Count how many lines below include the string "bilen", and give that number without anything else.

:: Records provided ::
* * * * * * *

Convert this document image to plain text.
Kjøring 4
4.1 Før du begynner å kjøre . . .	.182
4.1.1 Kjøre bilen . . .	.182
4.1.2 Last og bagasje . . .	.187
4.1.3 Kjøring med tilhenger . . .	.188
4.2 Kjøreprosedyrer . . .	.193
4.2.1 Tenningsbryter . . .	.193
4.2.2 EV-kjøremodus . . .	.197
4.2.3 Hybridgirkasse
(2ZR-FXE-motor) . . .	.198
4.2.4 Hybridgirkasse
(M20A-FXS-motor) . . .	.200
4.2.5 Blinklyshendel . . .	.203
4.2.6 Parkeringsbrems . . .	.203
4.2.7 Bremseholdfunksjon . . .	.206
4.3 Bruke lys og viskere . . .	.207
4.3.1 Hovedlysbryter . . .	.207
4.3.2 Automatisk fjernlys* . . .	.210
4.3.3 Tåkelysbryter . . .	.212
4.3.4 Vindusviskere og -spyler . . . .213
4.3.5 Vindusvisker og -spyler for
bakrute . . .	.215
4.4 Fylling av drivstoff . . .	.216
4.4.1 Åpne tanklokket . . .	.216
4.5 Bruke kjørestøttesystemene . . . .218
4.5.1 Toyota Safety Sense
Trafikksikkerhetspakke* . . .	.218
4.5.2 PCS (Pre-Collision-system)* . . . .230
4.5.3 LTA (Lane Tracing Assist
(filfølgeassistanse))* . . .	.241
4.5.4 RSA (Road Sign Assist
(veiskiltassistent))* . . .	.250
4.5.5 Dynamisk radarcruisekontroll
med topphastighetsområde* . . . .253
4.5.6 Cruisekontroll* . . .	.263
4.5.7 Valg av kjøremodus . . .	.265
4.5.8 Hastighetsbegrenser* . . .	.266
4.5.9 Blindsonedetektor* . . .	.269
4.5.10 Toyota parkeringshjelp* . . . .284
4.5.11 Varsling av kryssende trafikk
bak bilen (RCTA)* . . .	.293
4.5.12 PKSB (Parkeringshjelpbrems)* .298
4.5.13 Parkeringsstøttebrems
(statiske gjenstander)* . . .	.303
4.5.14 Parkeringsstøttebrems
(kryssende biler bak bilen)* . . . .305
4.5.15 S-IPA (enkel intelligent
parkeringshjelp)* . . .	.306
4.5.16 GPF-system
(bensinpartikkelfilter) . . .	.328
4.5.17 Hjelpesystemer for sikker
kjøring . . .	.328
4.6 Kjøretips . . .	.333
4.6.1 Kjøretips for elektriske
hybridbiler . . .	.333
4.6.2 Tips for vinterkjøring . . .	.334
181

* * * * * * *

:: Expected output ::
3